- [REQUIRED TASK] Omit the pictures, then reproduce every remaining record exactly.

[Records from a dataset]
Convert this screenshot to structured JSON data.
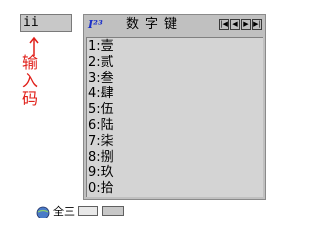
{
  "input": {
    "code_value": "ii",
    "label_chars": [
      "输",
      "入",
      "码"
    ]
  },
  "candidates": {
    "logo": "I²³",
    "title": "数字键",
    "page_buttons": [
      "|◀",
      "◀",
      "▶",
      "▶|"
    ],
    "items": [
      "1:壹",
      "2:贰",
      "3:叁",
      "4:肆",
      "5:伍",
      "6:陆",
      "7:柒",
      "8:捌",
      "9:玖",
      "0:拾"
    ]
  },
  "status": {
    "text": "全三"
  },
  "colors": {
    "label_red": "#e0201a",
    "logo_blue": "#1a2fc8",
    "panel_gray": "#c0c0c0"
  }
}
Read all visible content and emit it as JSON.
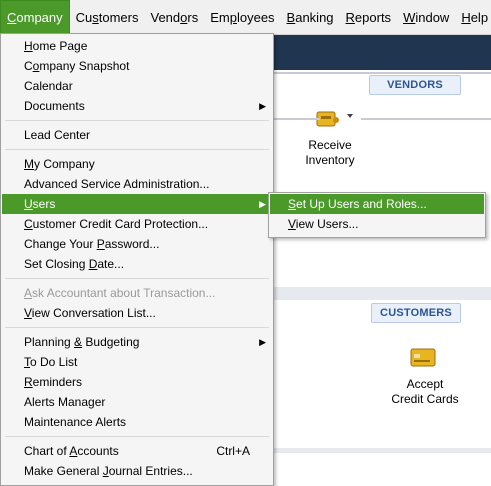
{
  "menubar": {
    "items": [
      {
        "pre": "",
        "key": "C",
        "post": "ompany"
      },
      {
        "pre": "Cu",
        "key": "s",
        "post": "tomers"
      },
      {
        "pre": "Vend",
        "key": "o",
        "post": "rs"
      },
      {
        "pre": "Em",
        "key": "p",
        "post": "loyees"
      },
      {
        "pre": "",
        "key": "B",
        "post": "anking"
      },
      {
        "pre": "",
        "key": "R",
        "post": "eports"
      },
      {
        "pre": "",
        "key": "W",
        "post": "indow"
      },
      {
        "pre": "",
        "key": "H",
        "post": "elp"
      }
    ]
  },
  "home": {
    "vendors_badge": "VENDORS",
    "customers_badge": "CUSTOMERS",
    "receive_inventory": [
      "Receive",
      "Inventory"
    ],
    "accept_cards": [
      "Accept",
      "Credit Cards"
    ]
  },
  "company_menu": {
    "items": [
      {
        "pre": "",
        "key": "H",
        "post": "ome Page"
      },
      {
        "pre": "C",
        "key": "o",
        "post": "mpany Snapshot"
      },
      {
        "pre": "Calendar",
        "key": "",
        "post": ""
      },
      {
        "pre": "Documents",
        "key": "",
        "post": ""
      },
      {
        "pre": "Lead Center",
        "key": "",
        "post": ""
      },
      {
        "pre": "",
        "key": "M",
        "post": "y Company"
      },
      {
        "pre": "Advanced Service Administration...",
        "key": "",
        "post": ""
      },
      {
        "pre": "",
        "key": "U",
        "post": "sers"
      },
      {
        "pre": "",
        "key": "C",
        "post": "ustomer Credit Card Protection..."
      },
      {
        "pre": "Change Your ",
        "key": "P",
        "post": "assword..."
      },
      {
        "pre": "Set Closing ",
        "key": "D",
        "post": "ate..."
      },
      {
        "pre": "",
        "key": "A",
        "post": "sk Accountant about Transaction..."
      },
      {
        "pre": "",
        "key": "V",
        "post": "iew Conversation List..."
      },
      {
        "pre": "Planning ",
        "key": "&",
        "post": " Budgeting"
      },
      {
        "pre": "",
        "key": "T",
        "post": "o Do List"
      },
      {
        "pre": "",
        "key": "R",
        "post": "eminders"
      },
      {
        "pre": "Alerts Manager",
        "key": "",
        "post": ""
      },
      {
        "pre": "Maintenance Alerts",
        "key": "",
        "post": ""
      },
      {
        "pre": "Chart of ",
        "key": "A",
        "post": "ccounts"
      },
      {
        "pre": "Make General ",
        "key": "J",
        "post": "ournal Entries..."
      }
    ],
    "chart_shortcut": "Ctrl+A"
  },
  "users_menu": {
    "items": [
      {
        "pre": "",
        "key": "S",
        "post": "et Up Users and Roles..."
      },
      {
        "pre": "",
        "key": "V",
        "post": "iew Users..."
      }
    ]
  }
}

- [WRITTEN SOLUTION]
Convert this screenshot to structured JSON data.
{
  "input": {
    "code_value": "ii",
    "label_chars": [
      "输",
      "入",
      "码"
    ]
  },
  "candidates": {
    "logo": "I²³",
    "title": "数字键",
    "page_buttons": [
      "|◀",
      "◀",
      "▶",
      "▶|"
    ],
    "items": [
      "1:壹",
      "2:贰",
      "3:叁",
      "4:肆",
      "5:伍",
      "6:陆",
      "7:柒",
      "8:捌",
      "9:玖",
      "0:拾"
    ]
  },
  "status": {
    "text": "全三"
  },
  "colors": {
    "label_red": "#e0201a",
    "logo_blue": "#1a2fc8",
    "panel_gray": "#c0c0c0"
  }
}
Read all visible content and emit it as JSON.
{
  "menubar": {
    "items": [
      {
        "pre": "",
        "key": "C",
        "post": "ompany"
      },
      {
        "pre": "Cu",
        "key": "s",
        "post": "tomers"
      },
      {
        "pre": "Vend",
        "key": "o",
        "post": "rs"
      },
      {
        "pre": "Em",
        "key": "p",
        "post": "loyees"
      },
      {
        "pre": "",
        "key": "B",
        "post": "anking"
      },
      {
        "pre": "",
        "key": "R",
        "post": "eports"
      },
      {
        "pre": "",
        "key": "W",
        "post": "indow"
      },
      {
        "pre": "",
        "key": "H",
        "post": "elp"
      }
    ]
  },
  "home": {
    "vendors_badge": "VENDORS",
    "customers_badge": "CUSTOMERS",
    "receive_inventory": [
      "Receive",
      "Inventory"
    ],
    "accept_cards": [
      "Accept",
      "Credit Cards"
    ]
  },
  "company_menu": {
    "items": [
      {
        "pre": "",
        "key": "H",
        "post": "ome Page"
      },
      {
        "pre": "C",
        "key": "o",
        "post": "mpany Snapshot"
      },
      {
        "pre": "Calendar",
        "key": "",
        "post": ""
      },
      {
        "pre": "Documents",
        "key": "",
        "post": ""
      },
      {
        "pre": "Lead Center",
        "key": "",
        "post": ""
      },
      {
        "pre": "",
        "key": "M",
        "post": "y Company"
      },
      {
        "pre": "Advanced Service Administration...",
        "key": "",
        "post": ""
      },
      {
        "pre": "",
        "key": "U",
        "post": "sers"
      },
      {
        "pre": "",
        "key": "C",
        "post": "ustomer Credit Card Protection..."
      },
      {
        "pre": "Change Your ",
        "key": "P",
        "post": "assword..."
      },
      {
        "pre": "Set Closing ",
        "key": "D",
        "post": "ate..."
      },
      {
        "pre": "",
        "key": "A",
        "post": "sk Accountant about Transaction..."
      },
      {
        "pre": "",
        "key": "V",
        "post": "iew Conversation List..."
      },
      {
        "pre": "Planning ",
        "key": "&",
        "post": " Budgeting"
      },
      {
        "pre": "",
        "key": "T",
        "post": "o Do List"
      },
      {
        "pre": "",
        "key": "R",
        "post": "eminders"
      },
      {
        "pre": "Alerts Manager",
        "key": "",
        "post": ""
      },
      {
        "pre": "Maintenance Alerts",
        "key": "",
        "post": ""
      },
      {
        "pre": "Chart of ",
        "key": "A",
        "post": "ccounts"
      },
      {
        "pre": "Make General ",
        "key": "J",
        "post": "ournal Entries..."
      }
    ],
    "chart_shortcut": "Ctrl+A"
  },
  "users_menu": {
    "items": [
      {
        "pre": "",
        "key": "S",
        "post": "et Up Users and Roles..."
      },
      {
        "pre": "",
        "key": "V",
        "post": "iew Users..."
      }
    ]
  }
}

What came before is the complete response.